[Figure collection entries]

══════════════════════════════

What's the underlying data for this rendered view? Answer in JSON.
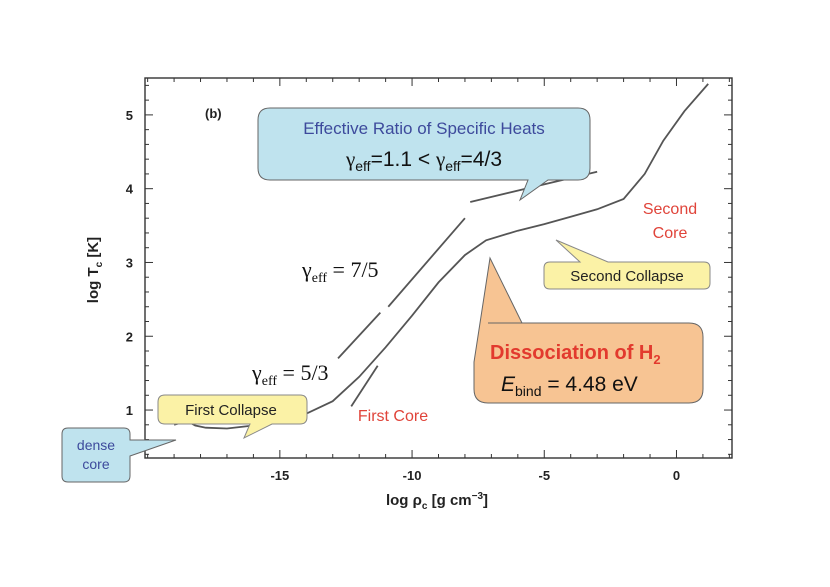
{
  "chart_data": {
    "type": "line",
    "panel_label": "(b)",
    "xlabel": {
      "main": "log ρ",
      "sub": "c",
      "unit_pre": " [g cm",
      "unit_sup": "−3",
      "unit_post": "]"
    },
    "ylabel": {
      "main": "log T",
      "sub": "c",
      "unit": " [K]"
    },
    "xlim": [
      -20.1,
      2.1
    ],
    "ylim": [
      0.35,
      5.5
    ],
    "x_ticks": [
      -15,
      -10,
      -5,
      0
    ],
    "x_tick_labels": [
      "-15",
      "-10",
      "-5",
      "0"
    ],
    "y_ticks": [
      1,
      2,
      3,
      4,
      5
    ],
    "y_tick_labels": [
      "1",
      "2",
      "3",
      "4",
      "5"
    ],
    "series": [
      {
        "id": "evolution",
        "color": "#555555",
        "points": [
          [
            -19.0,
            0.8
          ],
          [
            -18.6,
            0.84
          ],
          [
            -18.4,
            0.83
          ],
          [
            -18.2,
            0.79
          ],
          [
            -17.8,
            0.76
          ],
          [
            -17.0,
            0.75
          ],
          [
            -16.0,
            0.79
          ],
          [
            -15.0,
            0.85
          ],
          [
            -14.0,
            0.95
          ],
          [
            -13.0,
            1.12
          ],
          [
            -12.0,
            1.45
          ],
          [
            -11.0,
            1.85
          ],
          [
            -10.0,
            2.28
          ],
          [
            -9.0,
            2.73
          ],
          [
            -8.0,
            3.1
          ],
          [
            -7.2,
            3.3
          ],
          [
            -6.0,
            3.43
          ],
          [
            -5.0,
            3.52
          ],
          [
            -4.0,
            3.62
          ],
          [
            -3.0,
            3.72
          ],
          [
            -2.0,
            3.86
          ],
          [
            -1.2,
            4.2
          ],
          [
            -0.5,
            4.65
          ],
          [
            0.3,
            5.05
          ],
          [
            1.2,
            5.42
          ]
        ]
      }
    ],
    "reference_lines": [
      {
        "id": "gamma-1.1",
        "points": [
          [
            -7.8,
            3.82
          ],
          [
            -3.0,
            4.23
          ]
        ]
      },
      {
        "id": "gamma-7-5-lower",
        "points": [
          [
            -12.8,
            1.7
          ],
          [
            -11.2,
            2.32
          ]
        ]
      },
      {
        "id": "gamma-7-5-upper",
        "points": [
          [
            -10.9,
            2.4
          ],
          [
            -8.0,
            3.6
          ]
        ]
      },
      {
        "id": "gamma-5-3",
        "points": [
          [
            -12.3,
            1.05
          ],
          [
            -11.3,
            1.6
          ]
        ]
      }
    ],
    "gamma_labels": {
      "g75_symbol": "γ",
      "g75_sub": "eff",
      "g75_value": " = 7/5",
      "g53_symbol": "γ",
      "g53_sub": "eff",
      "g53_value": " = 5/3"
    },
    "callouts": {
      "effective": {
        "title": "Effective Ratio of Specific Heats",
        "eq_gamma_a": "γ",
        "eq_sub_a": "eff",
        "eq_mid": "=1.1 < ",
        "eq_gamma_b": "γ",
        "eq_sub_b": "eff",
        "eq_end": "=4/3",
        "fill": "#bfe3ee",
        "title_color": "#3d4a9c"
      },
      "dissociation": {
        "title_main": "Dissociation of H",
        "title_sub": "2",
        "ebind_italic": "E",
        "ebind_sub": "bind",
        "ebind_value": " = 4.48 eV",
        "fill": "#f7c493",
        "title_color": "#e23a2e"
      },
      "second_collapse": {
        "text": "Second Collapse",
        "fill": "#fbf2a6"
      },
      "first_collapse": {
        "text": "First Collapse",
        "fill": "#fbf2a6"
      },
      "dense_core": {
        "line1": "dense",
        "line2": "core",
        "fill": "#bfe3ee",
        "text_color": "#3d4a9c"
      }
    },
    "annotations": {
      "second_core_line1": "Second",
      "second_core_line2": "Core",
      "first_core": "First Core",
      "core_label_color": "#e0443a"
    }
  }
}
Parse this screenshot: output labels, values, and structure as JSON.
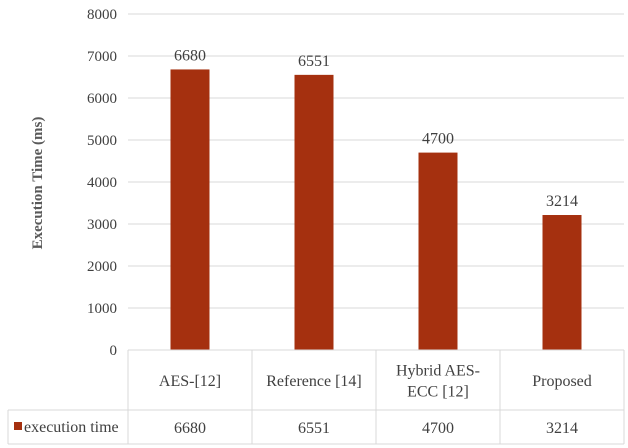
{
  "chart_data": {
    "type": "bar",
    "title": "",
    "xlabel": "",
    "ylabel": "Execution Time (ms)",
    "categories": [
      [
        "AES-[12]"
      ],
      [
        "Reference [14]"
      ],
      [
        "Hybrid AES-",
        "ECC [12]"
      ],
      [
        "Proposed"
      ]
    ],
    "series": [
      {
        "name": "execution time",
        "values": [
          6680,
          6551,
          4700,
          3214
        ]
      }
    ],
    "data_labels": [
      "6680",
      "6551",
      "4700",
      "3214"
    ],
    "ylim": [
      0,
      8000
    ],
    "yticks": [
      "0",
      "1000",
      "2000",
      "3000",
      "4000",
      "5000",
      "6000",
      "7000",
      "8000"
    ],
    "grid": "horizontal",
    "data_table": true,
    "colors": {
      "bar": "#a5300f",
      "grid": "#d9d9d9",
      "text": "#404040"
    }
  }
}
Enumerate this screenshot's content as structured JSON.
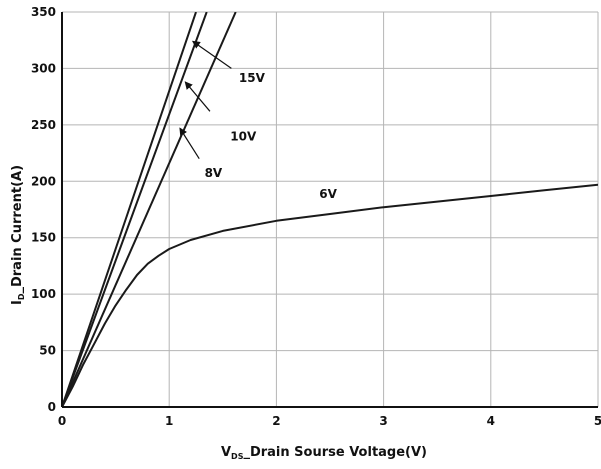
{
  "chart_data": {
    "type": "line",
    "title": "",
    "xlabel": {
      "main": "V",
      "sub": "DS",
      "rest": "_Drain Sourse Voltage(V)"
    },
    "ylabel": {
      "main": "I",
      "sub": "D",
      "rest": "_Drain Current(A)"
    },
    "xlim": [
      0,
      5
    ],
    "ylim": [
      0,
      350
    ],
    "xticks": [
      0,
      1,
      2,
      3,
      4,
      5
    ],
    "yticks": [
      0,
      50,
      100,
      150,
      200,
      250,
      300,
      350
    ],
    "grid": true,
    "legend": "none",
    "series": [
      {
        "name": "15V",
        "x": [
          0,
          1.25
        ],
        "y": [
          0,
          350
        ]
      },
      {
        "name": "10V",
        "x": [
          0,
          1.35
        ],
        "y": [
          0,
          350
        ]
      },
      {
        "name": "8V",
        "x": [
          0,
          1.62
        ],
        "y": [
          0,
          350
        ]
      },
      {
        "name": "6V",
        "x": [
          0,
          0.1,
          0.2,
          0.3,
          0.4,
          0.5,
          0.6,
          0.7,
          0.8,
          0.9,
          1.0,
          1.2,
          1.5,
          2.0,
          2.5,
          3.0,
          3.5,
          4.0,
          4.5,
          5.0
        ],
        "y": [
          0,
          18,
          38,
          56,
          74,
          90,
          104,
          117,
          127,
          134,
          140,
          148,
          156,
          165,
          171,
          177,
          182,
          187,
          192,
          197
        ]
      }
    ],
    "annotations": [
      {
        "text": "15V",
        "x": 1.65,
        "y": 288,
        "arrow_from": [
          1.58,
          300
        ],
        "arrow_to": [
          1.22,
          324
        ]
      },
      {
        "text": "10V",
        "x": 1.57,
        "y": 236,
        "arrow_from": [
          1.38,
          262
        ],
        "arrow_to": [
          1.15,
          288
        ]
      },
      {
        "text": "8V",
        "x": 1.33,
        "y": 204,
        "arrow_from": [
          1.28,
          220
        ],
        "arrow_to": [
          1.1,
          247
        ]
      },
      {
        "text": "6V",
        "x": 2.4,
        "y": 185
      }
    ]
  }
}
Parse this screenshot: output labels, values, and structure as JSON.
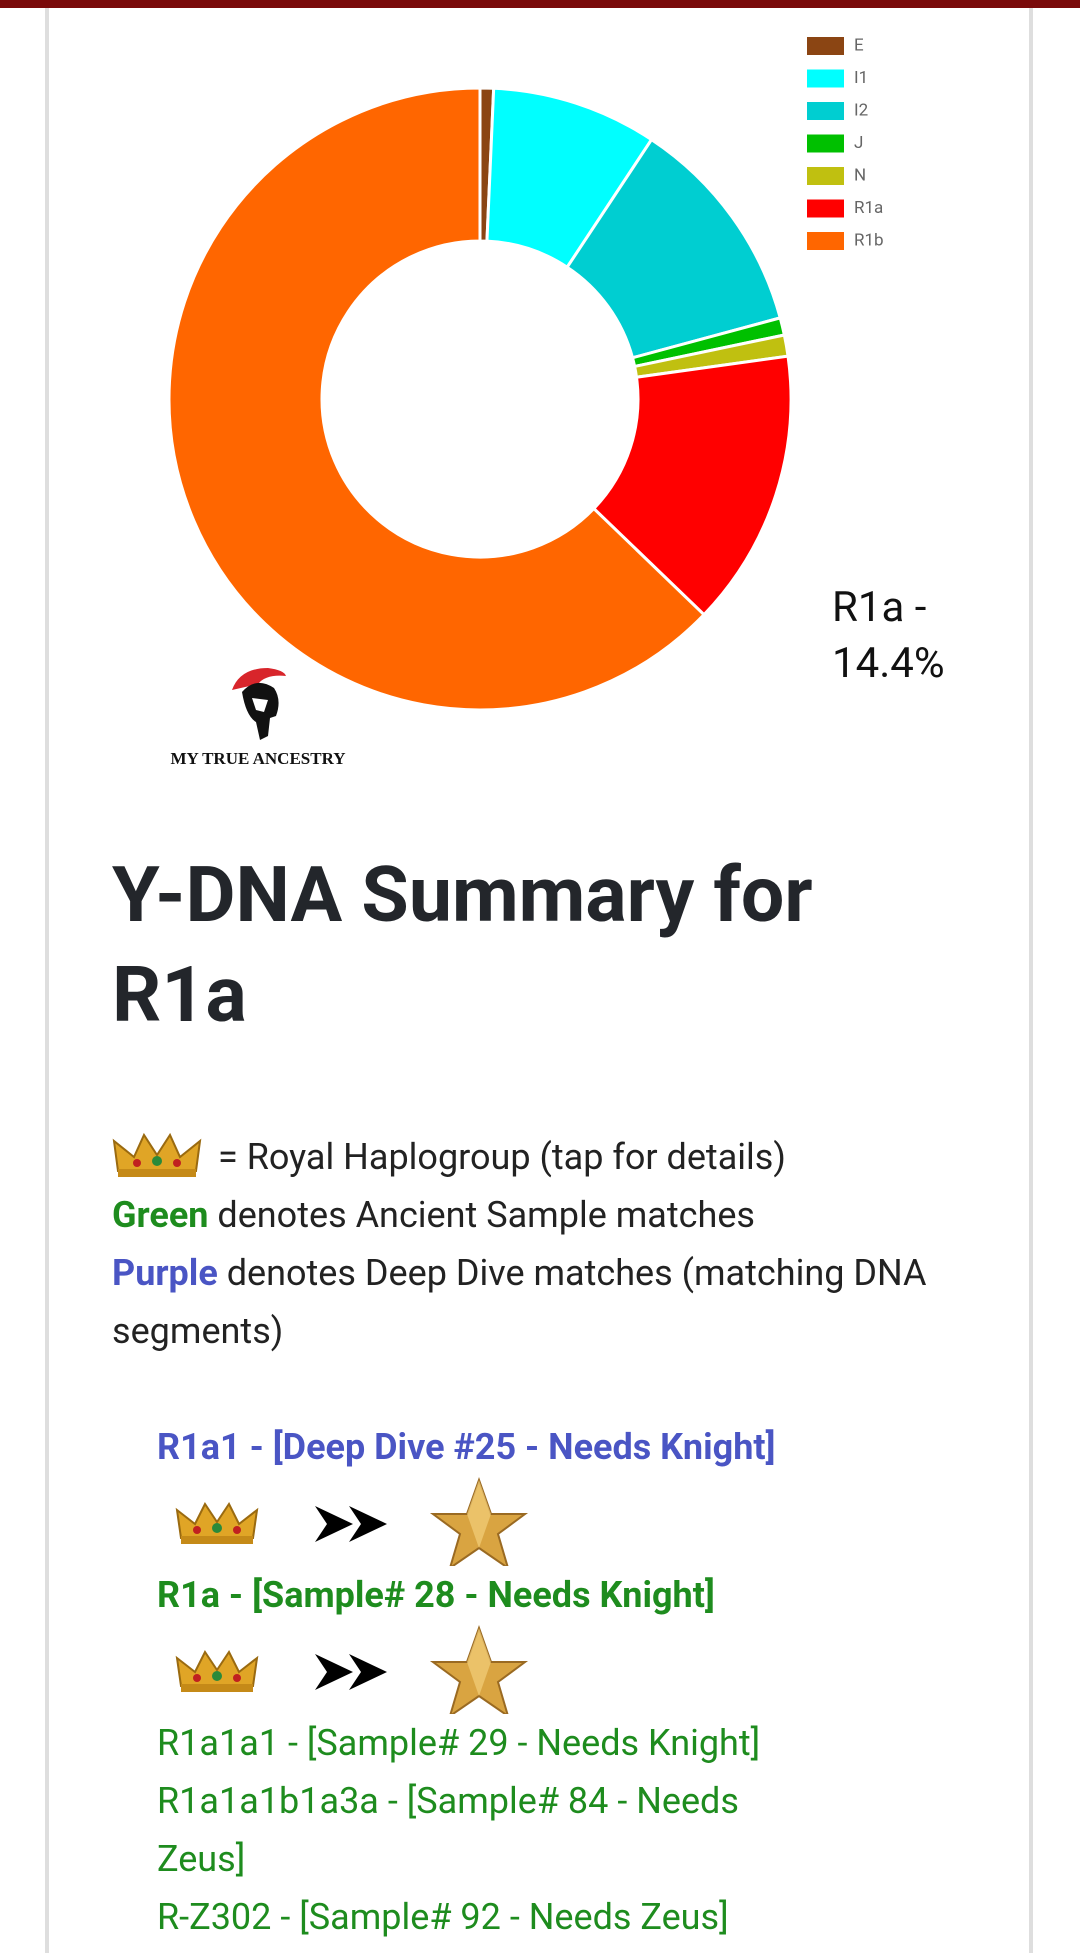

══════════════════════════════

§ WHAT YOU WILL DO
Will you restate every entry word for word and omit the images?

§ EXERCISE SOLUTION
What's the underlying data for this rendered view? Answer in JSON.
{
  "chart_data": {
    "type": "line",
    "panel_label": "(b)",
    "xlabel": {
      "main": "log ρ",
      "sub": "c",
      "unit_pre": " [g cm",
      "unit_sup": "−3",
      "unit_post": "]"
    },
    "ylabel": {
      "main": "log T",
      "sub": "c",
      "unit": " [K]"
    },
    "xlim": [
      -20.1,
      2.1
    ],
    "ylim": [
      0.35,
      5.5
    ],
    "x_ticks": [
      -15,
      -10,
      -5,
      0
    ],
    "x_tick_labels": [
      "-15",
      "-10",
      "-5",
      "0"
    ],
    "y_ticks": [
      1,
      2,
      3,
      4,
      5
    ],
    "y_tick_labels": [
      "1",
      "2",
      "3",
      "4",
      "5"
    ],
    "series": [
      {
        "id": "evolution",
        "color": "#555555",
        "points": [
          [
            -19.0,
            0.8
          ],
          [
            -18.6,
            0.84
          ],
          [
            -18.4,
            0.83
          ],
          [
            -18.2,
            0.79
          ],
          [
            -17.8,
            0.76
          ],
          [
            -17.0,
            0.75
          ],
          [
            -16.0,
            0.79
          ],
          [
            -15.0,
            0.85
          ],
          [
            -14.0,
            0.95
          ],
          [
            -13.0,
            1.12
          ],
          [
            -12.0,
            1.45
          ],
          [
            -11.0,
            1.85
          ],
          [
            -10.0,
            2.28
          ],
          [
            -9.0,
            2.73
          ],
          [
            -8.0,
            3.1
          ],
          [
            -7.2,
            3.3
          ],
          [
            -6.0,
            3.43
          ],
          [
            -5.0,
            3.52
          ],
          [
            -4.0,
            3.62
          ],
          [
            -3.0,
            3.72
          ],
          [
            -2.0,
            3.86
          ],
          [
            -1.2,
            4.2
          ],
          [
            -0.5,
            4.65
          ],
          [
            0.3,
            5.05
          ],
          [
            1.2,
            5.42
          ]
        ]
      }
    ],
    "reference_lines": [
      {
        "id": "gamma-1.1",
        "points": [
          [
            -7.8,
            3.82
          ],
          [
            -3.0,
            4.23
          ]
        ]
      },
      {
        "id": "gamma-7-5-lower",
        "points": [
          [
            -12.8,
            1.7
          ],
          [
            -11.2,
            2.32
          ]
        ]
      },
      {
        "id": "gamma-7-5-upper",
        "points": [
          [
            -10.9,
            2.4
          ],
          [
            -8.0,
            3.6
          ]
        ]
      },
      {
        "id": "gamma-5-3",
        "points": [
          [
            -12.3,
            1.05
          ],
          [
            -11.3,
            1.6
          ]
        ]
      }
    ],
    "gamma_labels": {
      "g75_symbol": "γ",
      "g75_sub": "eff",
      "g75_value": " = 7/5",
      "g53_symbol": "γ",
      "g53_sub": "eff",
      "g53_value": " = 5/3"
    },
    "callouts": {
      "effective": {
        "title": "Effective Ratio of Specific Heats",
        "eq_gamma_a": "γ",
        "eq_sub_a": "eff",
        "eq_mid": "=1.1 < ",
        "eq_gamma_b": "γ",
        "eq_sub_b": "eff",
        "eq_end": "=4/3",
        "fill": "#bfe3ee",
        "title_color": "#3d4a9c"
      },
      "dissociation": {
        "title_main": "Dissociation of H",
        "title_sub": "2",
        "ebind_italic": "E",
        "ebind_sub": "bind",
        "ebind_value": " = 4.48 eV",
        "fill": "#f7c493",
        "title_color": "#e23a2e"
      },
      "second_collapse": {
        "text": "Second Collapse",
        "fill": "#fbf2a6"
      },
      "first_collapse": {
        "text": "First Collapse",
        "fill": "#fbf2a6"
      },
      "dense_core": {
        "line1": "dense",
        "line2": "core",
        "fill": "#bfe3ee",
        "text_color": "#3d4a9c"
      }
    },
    "annotations": {
      "second_core_line1": "Second",
      "second_core_line2": "Core",
      "first_core": "First Core",
      "core_label_color": "#e0443a"
    }
  }
}
Parse this screenshot: output labels, values, and structure as JSON.
{
  "chart_data": {
    "type": "bar",
    "title": "",
    "xlabel": "",
    "ylabel": "Execution Time (ms)",
    "categories": [
      [
        "AES-[12]"
      ],
      [
        "Reference [14]"
      ],
      [
        "Hybrid AES-",
        "ECC [12]"
      ],
      [
        "Proposed"
      ]
    ],
    "series": [
      {
        "name": "execution time",
        "values": [
          6680,
          6551,
          4700,
          3214
        ]
      }
    ],
    "data_labels": [
      "6680",
      "6551",
      "4700",
      "3214"
    ],
    "ylim": [
      0,
      8000
    ],
    "yticks": [
      "0",
      "1000",
      "2000",
      "3000",
      "4000",
      "5000",
      "6000",
      "7000",
      "8000"
    ],
    "grid": "horizontal",
    "data_table": true,
    "colors": {
      "bar": "#a5300f",
      "grid": "#d9d9d9",
      "text": "#404040"
    }
  }
}
Enumerate this screenshot's content as structured JSON.
{
  "chart_data": {
    "type": "line",
    "title": "",
    "xlabel": {
      "main": "V",
      "sub": "DS",
      "rest": "_Drain Sourse Voltage(V)"
    },
    "ylabel": {
      "main": "I",
      "sub": "D",
      "rest": "_Drain Current(A)"
    },
    "xlim": [
      0,
      5
    ],
    "ylim": [
      0,
      350
    ],
    "xticks": [
      0,
      1,
      2,
      3,
      4,
      5
    ],
    "yticks": [
      0,
      50,
      100,
      150,
      200,
      250,
      300,
      350
    ],
    "grid": true,
    "legend": "none",
    "series": [
      {
        "name": "15V",
        "x": [
          0,
          1.25
        ],
        "y": [
          0,
          350
        ]
      },
      {
        "name": "10V",
        "x": [
          0,
          1.35
        ],
        "y": [
          0,
          350
        ]
      },
      {
        "name": "8V",
        "x": [
          0,
          1.62
        ],
        "y": [
          0,
          350
        ]
      },
      {
        "name": "6V",
        "x": [
          0,
          0.1,
          0.2,
          0.3,
          0.4,
          0.5,
          0.6,
          0.7,
          0.8,
          0.9,
          1.0,
          1.2,
          1.5,
          2.0,
          2.5,
          3.0,
          3.5,
          4.0,
          4.5,
          5.0
        ],
        "y": [
          0,
          18,
          38,
          56,
          74,
          90,
          104,
          117,
          127,
          134,
          140,
          148,
          156,
          165,
          171,
          177,
          182,
          187,
          192,
          197
        ]
      }
    ],
    "annotations": [
      {
        "text": "15V",
        "x": 1.65,
        "y": 288,
        "arrow_from": [
          1.58,
          300
        ],
        "arrow_to": [
          1.22,
          324
        ]
      },
      {
        "text": "10V",
        "x": 1.57,
        "y": 236,
        "arrow_from": [
          1.38,
          262
        ],
        "arrow_to": [
          1.15,
          288
        ]
      },
      {
        "text": "8V",
        "x": 1.33,
        "y": 204,
        "arrow_from": [
          1.28,
          220
        ],
        "arrow_to": [
          1.1,
          247
        ]
      },
      {
        "text": "6V",
        "x": 2.4,
        "y": 185
      }
    ]
  }
}
Parse this screenshot: output labels, values, and structure as JSON.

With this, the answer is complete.